## Aim of the task
Repeat the records word for word, excluding any picture.

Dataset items
▽

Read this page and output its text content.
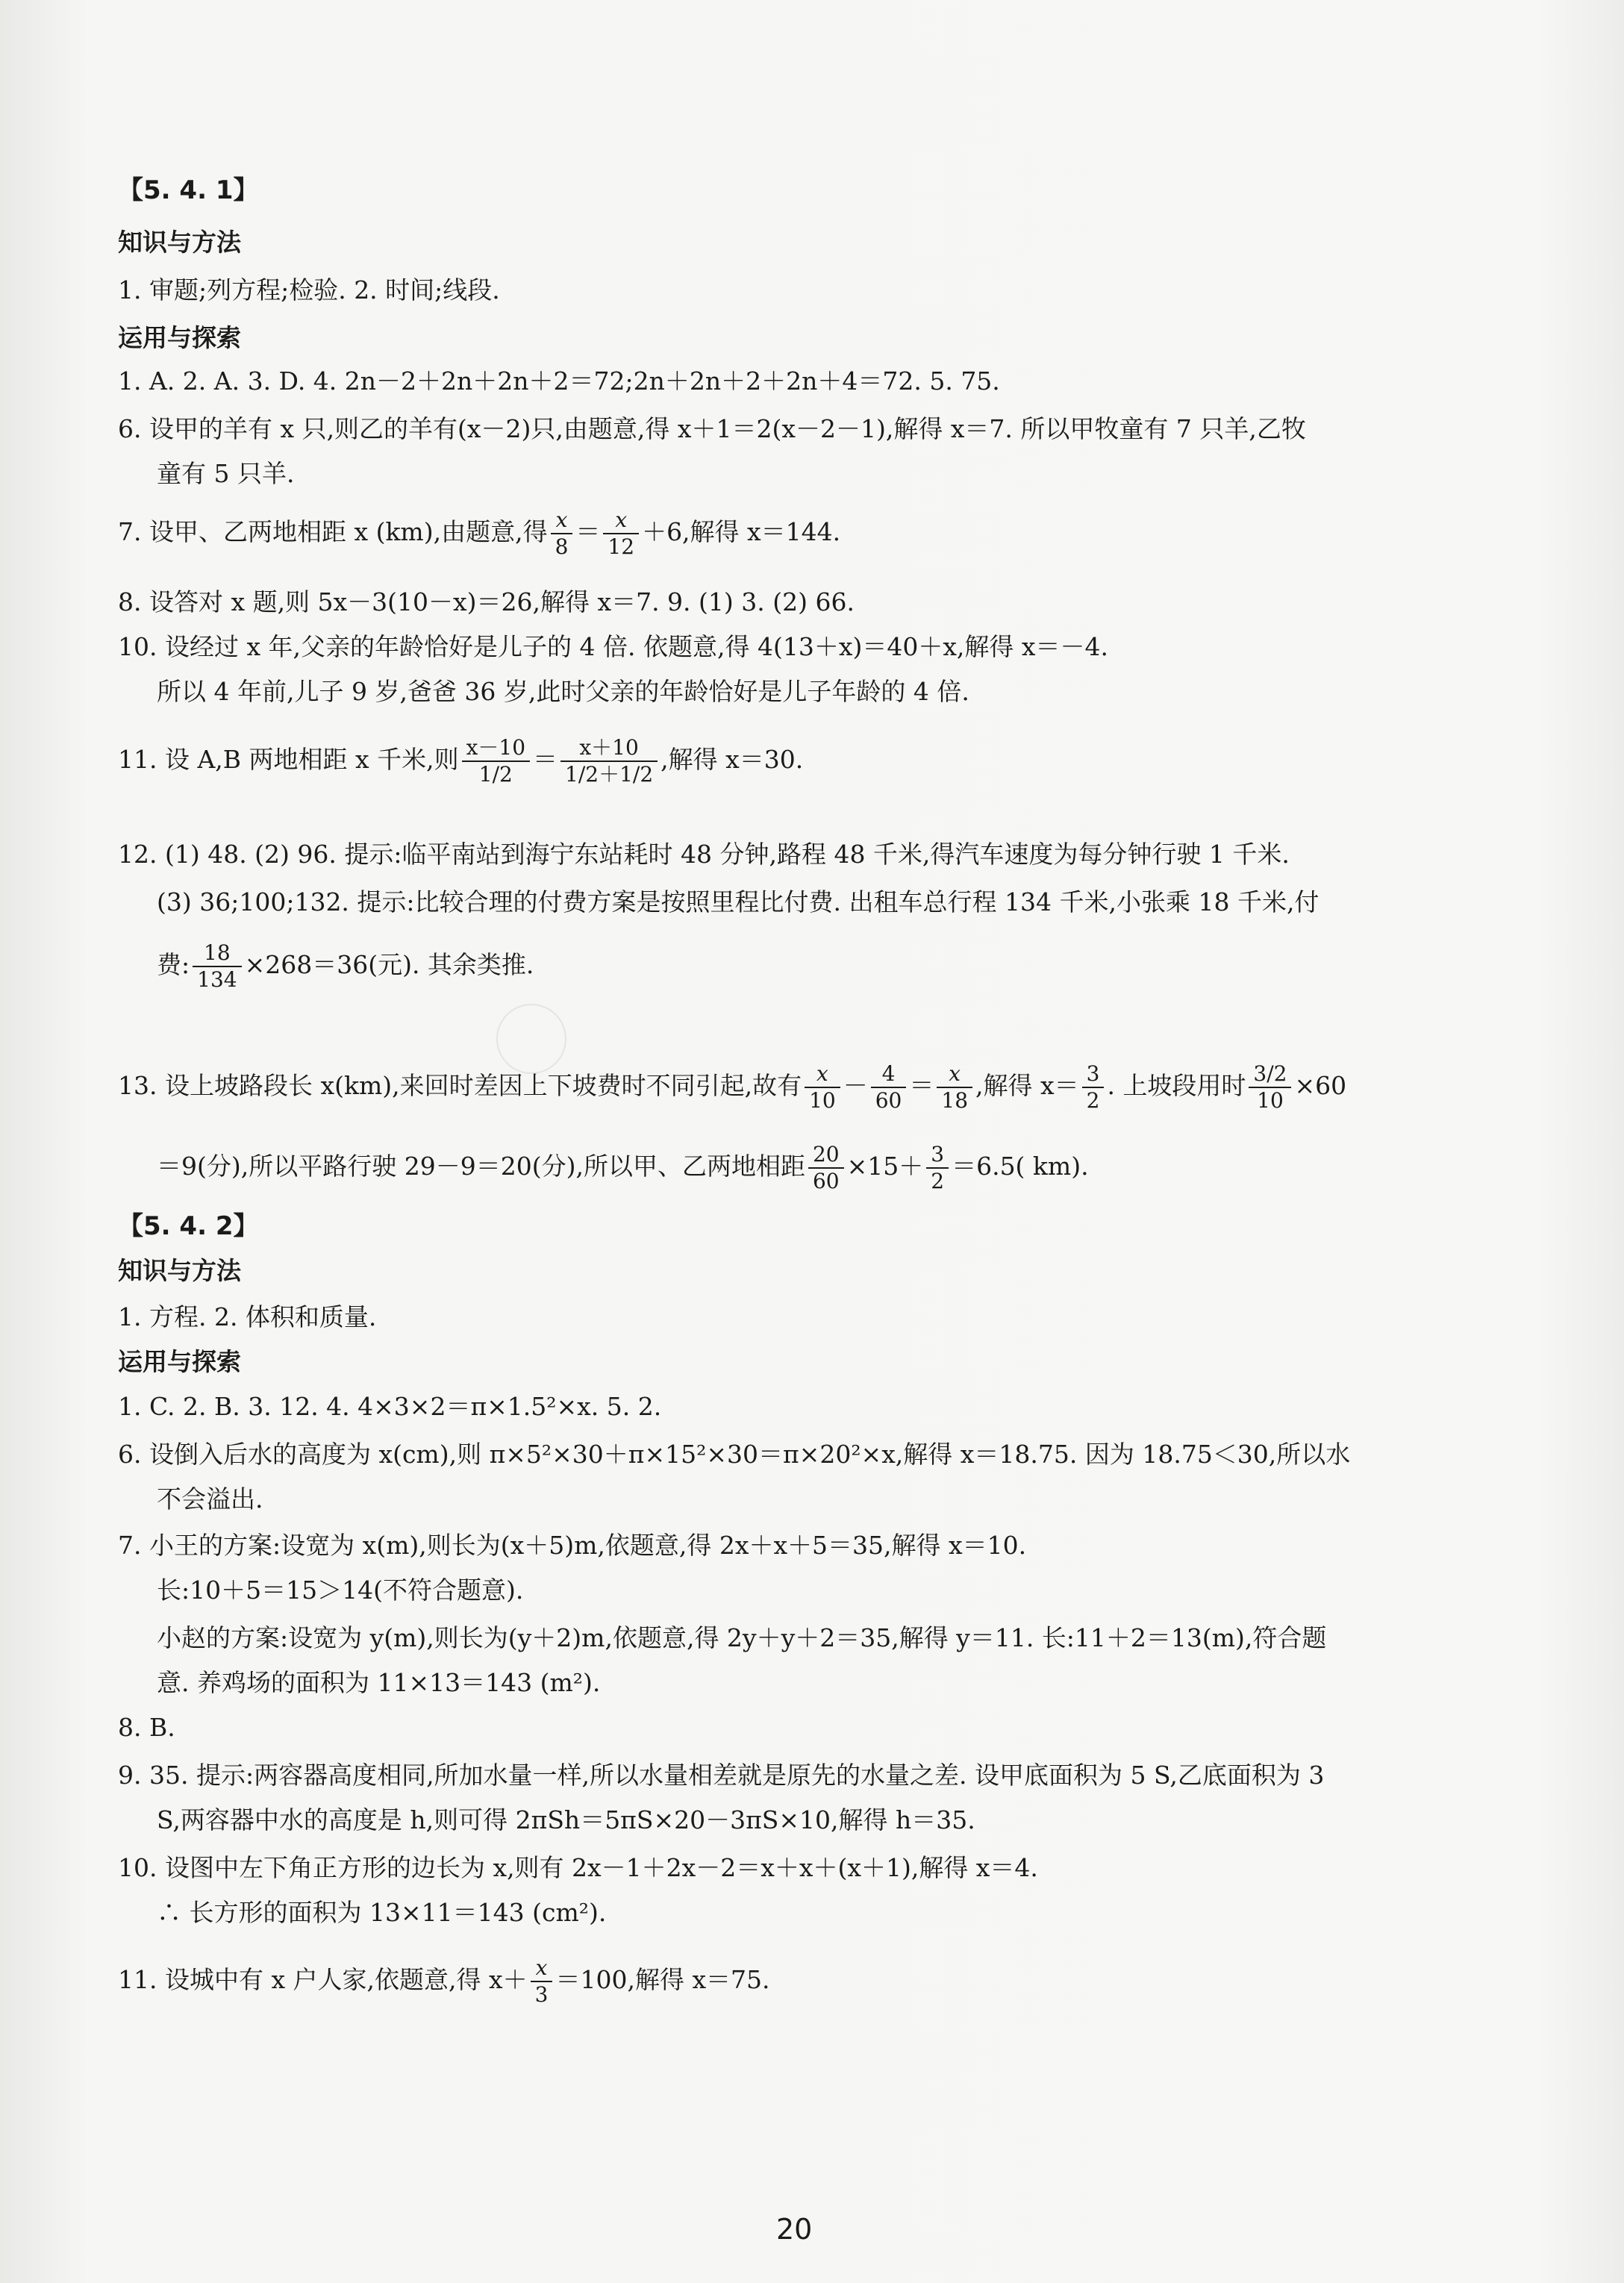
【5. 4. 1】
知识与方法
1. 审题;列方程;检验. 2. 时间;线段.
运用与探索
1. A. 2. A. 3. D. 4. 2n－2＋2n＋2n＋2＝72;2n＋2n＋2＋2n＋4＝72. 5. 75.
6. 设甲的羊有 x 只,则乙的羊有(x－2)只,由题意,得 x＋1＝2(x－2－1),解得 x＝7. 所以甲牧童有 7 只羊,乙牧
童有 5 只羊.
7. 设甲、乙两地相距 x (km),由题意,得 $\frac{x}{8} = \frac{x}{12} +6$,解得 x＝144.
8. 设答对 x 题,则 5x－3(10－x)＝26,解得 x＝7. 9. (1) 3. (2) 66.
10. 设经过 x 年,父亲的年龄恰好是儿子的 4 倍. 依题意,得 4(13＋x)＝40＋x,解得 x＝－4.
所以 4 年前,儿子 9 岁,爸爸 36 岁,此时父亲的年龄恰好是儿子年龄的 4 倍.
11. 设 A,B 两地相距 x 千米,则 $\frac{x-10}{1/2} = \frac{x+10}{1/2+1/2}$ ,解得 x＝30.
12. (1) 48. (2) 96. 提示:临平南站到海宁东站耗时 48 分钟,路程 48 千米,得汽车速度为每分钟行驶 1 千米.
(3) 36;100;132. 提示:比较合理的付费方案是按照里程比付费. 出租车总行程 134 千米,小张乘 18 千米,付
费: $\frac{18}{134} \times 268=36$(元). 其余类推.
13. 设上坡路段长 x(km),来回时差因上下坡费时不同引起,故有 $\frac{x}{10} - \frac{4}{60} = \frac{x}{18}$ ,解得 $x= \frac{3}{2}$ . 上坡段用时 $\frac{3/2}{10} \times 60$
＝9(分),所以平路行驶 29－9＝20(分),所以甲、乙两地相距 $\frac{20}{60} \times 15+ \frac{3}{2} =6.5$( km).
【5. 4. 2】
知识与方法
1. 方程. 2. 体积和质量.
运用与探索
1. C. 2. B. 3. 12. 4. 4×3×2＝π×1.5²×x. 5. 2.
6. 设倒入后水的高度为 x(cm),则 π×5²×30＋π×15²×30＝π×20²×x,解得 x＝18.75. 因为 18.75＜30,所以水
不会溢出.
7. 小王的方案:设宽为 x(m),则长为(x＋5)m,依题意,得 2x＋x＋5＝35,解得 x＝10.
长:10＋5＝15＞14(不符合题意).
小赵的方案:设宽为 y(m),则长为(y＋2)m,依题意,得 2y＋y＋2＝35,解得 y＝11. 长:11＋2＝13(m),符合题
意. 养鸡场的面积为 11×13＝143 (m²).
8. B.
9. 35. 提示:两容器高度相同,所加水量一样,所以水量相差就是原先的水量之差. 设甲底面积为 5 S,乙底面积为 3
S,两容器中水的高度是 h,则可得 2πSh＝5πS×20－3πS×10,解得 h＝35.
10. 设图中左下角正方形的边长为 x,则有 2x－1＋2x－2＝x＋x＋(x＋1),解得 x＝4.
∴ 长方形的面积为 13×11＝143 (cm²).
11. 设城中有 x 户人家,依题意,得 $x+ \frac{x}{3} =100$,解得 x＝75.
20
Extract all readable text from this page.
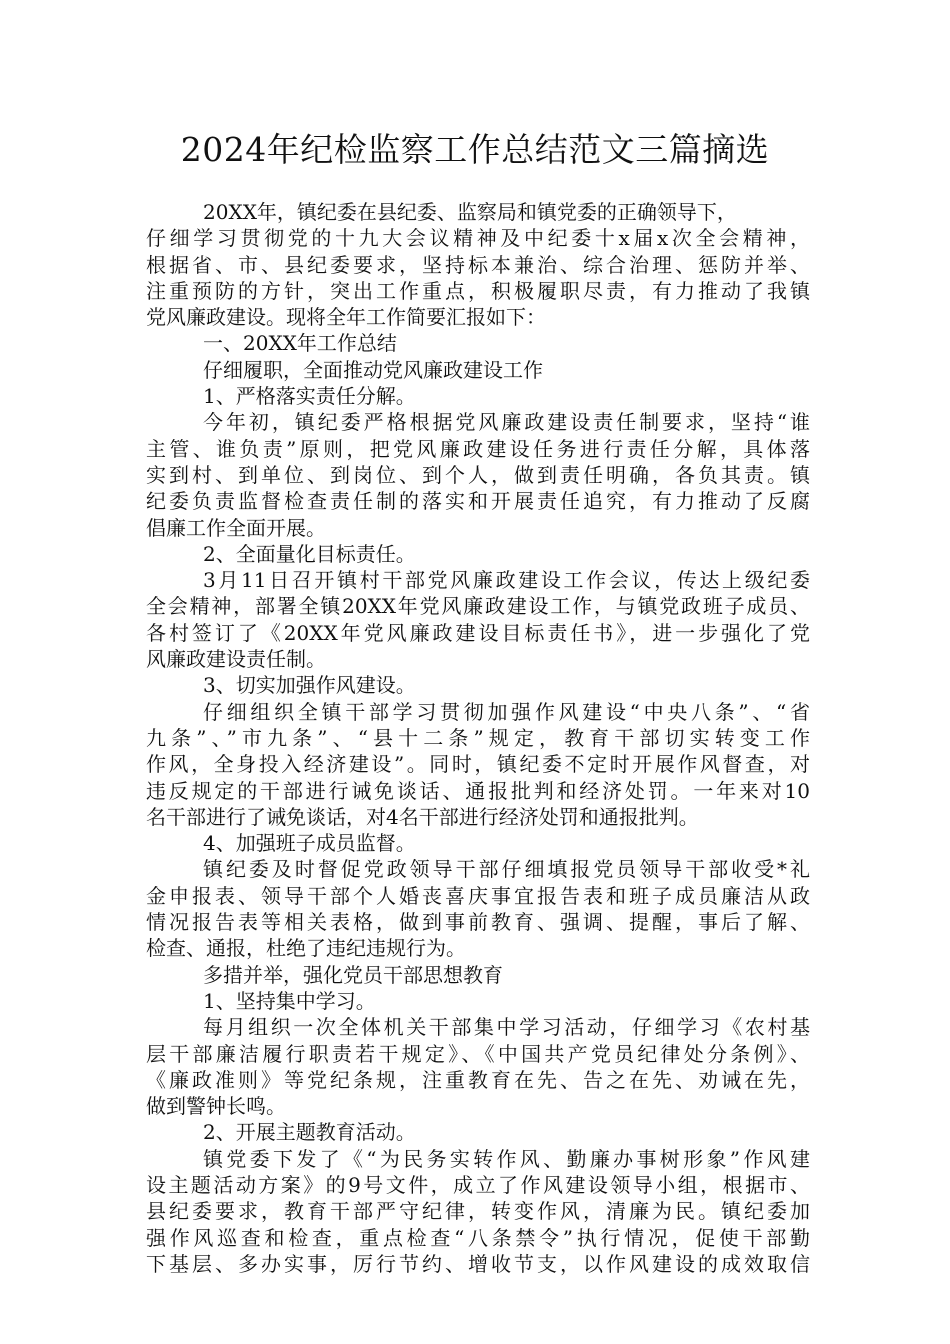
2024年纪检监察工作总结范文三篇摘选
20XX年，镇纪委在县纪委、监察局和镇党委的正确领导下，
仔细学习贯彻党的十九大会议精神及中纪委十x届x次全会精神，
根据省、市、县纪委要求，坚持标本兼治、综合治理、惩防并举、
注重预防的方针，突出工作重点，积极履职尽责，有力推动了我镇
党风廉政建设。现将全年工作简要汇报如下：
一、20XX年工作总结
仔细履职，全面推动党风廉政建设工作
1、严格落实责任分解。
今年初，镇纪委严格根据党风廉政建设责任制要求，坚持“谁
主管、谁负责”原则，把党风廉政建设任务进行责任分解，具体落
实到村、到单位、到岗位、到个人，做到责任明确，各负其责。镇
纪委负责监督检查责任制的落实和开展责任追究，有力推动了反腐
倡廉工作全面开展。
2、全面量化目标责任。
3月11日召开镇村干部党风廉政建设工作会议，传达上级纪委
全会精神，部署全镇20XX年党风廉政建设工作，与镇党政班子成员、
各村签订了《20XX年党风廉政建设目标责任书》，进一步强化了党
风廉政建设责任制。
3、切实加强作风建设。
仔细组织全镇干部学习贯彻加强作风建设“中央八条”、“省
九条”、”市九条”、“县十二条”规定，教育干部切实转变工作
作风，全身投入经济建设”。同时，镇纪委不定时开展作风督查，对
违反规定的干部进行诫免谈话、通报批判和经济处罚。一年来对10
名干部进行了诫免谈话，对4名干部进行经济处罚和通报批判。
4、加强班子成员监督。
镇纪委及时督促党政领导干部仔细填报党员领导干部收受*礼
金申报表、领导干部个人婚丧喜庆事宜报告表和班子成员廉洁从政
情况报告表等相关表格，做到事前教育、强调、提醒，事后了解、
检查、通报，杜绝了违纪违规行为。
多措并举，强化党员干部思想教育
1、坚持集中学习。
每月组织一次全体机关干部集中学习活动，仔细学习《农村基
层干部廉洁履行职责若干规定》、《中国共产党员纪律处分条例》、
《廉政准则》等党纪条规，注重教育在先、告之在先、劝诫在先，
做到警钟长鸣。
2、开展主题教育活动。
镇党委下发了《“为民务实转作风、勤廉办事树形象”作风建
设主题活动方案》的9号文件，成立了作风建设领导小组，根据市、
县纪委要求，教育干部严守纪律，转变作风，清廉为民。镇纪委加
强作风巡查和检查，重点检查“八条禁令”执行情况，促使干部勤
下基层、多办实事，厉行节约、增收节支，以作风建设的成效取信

△

## Solution to the exercise
Read this page and output its text content.
【5. 4. 1】
知识与方法
1. 审题;列方程;检验. 2. 时间;线段.
运用与探索
1. A. 2. A. 3. D. 4. 2n－2＋2n＋2n＋2＝72;2n＋2n＋2＋2n＋4＝72. 5. 75.
6. 设甲的羊有 x 只,则乙的羊有(x－2)只,由题意,得 x＋1＝2(x－2－1),解得 x＝7. 所以甲牧童有 7 只羊,乙牧
童有 5 只羊.
7. 设甲、乙两地相距 x (km),由题意,得 $\frac{x}{8} = \frac{x}{12} +6$,解得 x＝144.
8. 设答对 x 题,则 5x－3(10－x)＝26,解得 x＝7. 9. (1) 3. (2) 66.
10. 设经过 x 年,父亲的年龄恰好是儿子的 4 倍. 依题意,得 4(13＋x)＝40＋x,解得 x＝－4.
所以 4 年前,儿子 9 岁,爸爸 36 岁,此时父亲的年龄恰好是儿子年龄的 4 倍.
11. 设 A,B 两地相距 x 千米,则 $\frac{x-10}{1/2} = \frac{x+10}{1/2+1/2}$ ,解得 x＝30.
12. (1) 48. (2) 96. 提示:临平南站到海宁东站耗时 48 分钟,路程 48 千米,得汽车速度为每分钟行驶 1 千米.
(3) 36;100;132. 提示:比较合理的付费方案是按照里程比付费. 出租车总行程 134 千米,小张乘 18 千米,付
费: $\frac{18}{134} \times 268=36$(元). 其余类推.
13. 设上坡路段长 x(km),来回时差因上下坡费时不同引起,故有 $\frac{x}{10} - \frac{4}{60} = \frac{x}{18}$ ,解得 $x= \frac{3}{2}$ . 上坡段用时 $\frac{3/2}{10} \times 60$
＝9(分),所以平路行驶 29－9＝20(分),所以甲、乙两地相距 $\frac{20}{60} \times 15+ \frac{3}{2} =6.5$( km).
【5. 4. 2】
知识与方法
1. 方程. 2. 体积和质量.
运用与探索
1. C. 2. B. 3. 12. 4. 4×3×2＝π×1.5²×x. 5. 2.
6. 设倒入后水的高度为 x(cm),则 π×5²×30＋π×15²×30＝π×20²×x,解得 x＝18.75. 因为 18.75＜30,所以水
不会溢出.
7. 小王的方案:设宽为 x(m),则长为(x＋5)m,依题意,得 2x＋x＋5＝35,解得 x＝10.
长:10＋5＝15＞14(不符合题意).
小赵的方案:设宽为 y(m),则长为(y＋2)m,依题意,得 2y＋y＋2＝35,解得 y＝11. 长:11＋2＝13(m),符合题
意. 养鸡场的面积为 11×13＝143 (m²).
8. B.
9. 35. 提示:两容器高度相同,所加水量一样,所以水量相差就是原先的水量之差. 设甲底面积为 5 S,乙底面积为 3
S,两容器中水的高度是 h,则可得 2πSh＝5πS×20－3πS×10,解得 h＝35.
10. 设图中左下角正方形的边长为 x,则有 2x－1＋2x－2＝x＋x＋(x＋1),解得 x＝4.
∴ 长方形的面积为 13×11＝143 (cm²).
11. 设城中有 x 户人家,依题意,得 $x+ \frac{x}{3} =100$,解得 x＝75.
20
Extract all readable text from this page.
2024年纪检监察工作总结范文三篇摘选
20XX年，镇纪委在县纪委、监察局和镇党委的正确领导下，
仔细学习贯彻党的十九大会议精神及中纪委十x届x次全会精神，
根据省、市、县纪委要求，坚持标本兼治、综合治理、惩防并举、
注重预防的方针，突出工作重点，积极履职尽责，有力推动了我镇
党风廉政建设。现将全年工作简要汇报如下：
一、20XX年工作总结
仔细履职，全面推动党风廉政建设工作
1、严格落实责任分解。
今年初，镇纪委严格根据党风廉政建设责任制要求，坚持“谁
主管、谁负责”原则，把党风廉政建设任务进行责任分解，具体落
实到村、到单位、到岗位、到个人，做到责任明确，各负其责。镇
纪委负责监督检查责任制的落实和开展责任追究，有力推动了反腐
倡廉工作全面开展。
2、全面量化目标责任。
3月11日召开镇村干部党风廉政建设工作会议，传达上级纪委
全会精神，部署全镇20XX年党风廉政建设工作，与镇党政班子成员、
各村签订了《20XX年党风廉政建设目标责任书》，进一步强化了党
风廉政建设责任制。
3、切实加强作风建设。
仔细组织全镇干部学习贯彻加强作风建设“中央八条”、“省
九条”、”市九条”、“县十二条”规定，教育干部切实转变工作
作风，全身投入经济建设”。同时，镇纪委不定时开展作风督查，对
违反规定的干部进行诫免谈话、通报批判和经济处罚。一年来对10
名干部进行了诫免谈话，对4名干部进行经济处罚和通报批判。
4、加强班子成员监督。
镇纪委及时督促党政领导干部仔细填报党员领导干部收受*礼
金申报表、领导干部个人婚丧喜庆事宜报告表和班子成员廉洁从政
情况报告表等相关表格，做到事前教育、强调、提醒，事后了解、
检查、通报，杜绝了违纪违规行为。
多措并举，强化党员干部思想教育
1、坚持集中学习。
每月组织一次全体机关干部集中学习活动，仔细学习《农村基
层干部廉洁履行职责若干规定》、《中国共产党员纪律处分条例》、
《廉政准则》等党纪条规，注重教育在先、告之在先、劝诫在先，
做到警钟长鸣。
2、开展主题教育活动。
镇党委下发了《“为民务实转作风、勤廉办事树形象”作风建
设主题活动方案》的9号文件，成立了作风建设领导小组，根据市、
县纪委要求，教育干部严守纪律，转变作风，清廉为民。镇纪委加
强作风巡查和检查，重点检查“八条禁令”执行情况，促使干部勤
下基层、多办实事，厉行节约、增收节支，以作风建设的成效取信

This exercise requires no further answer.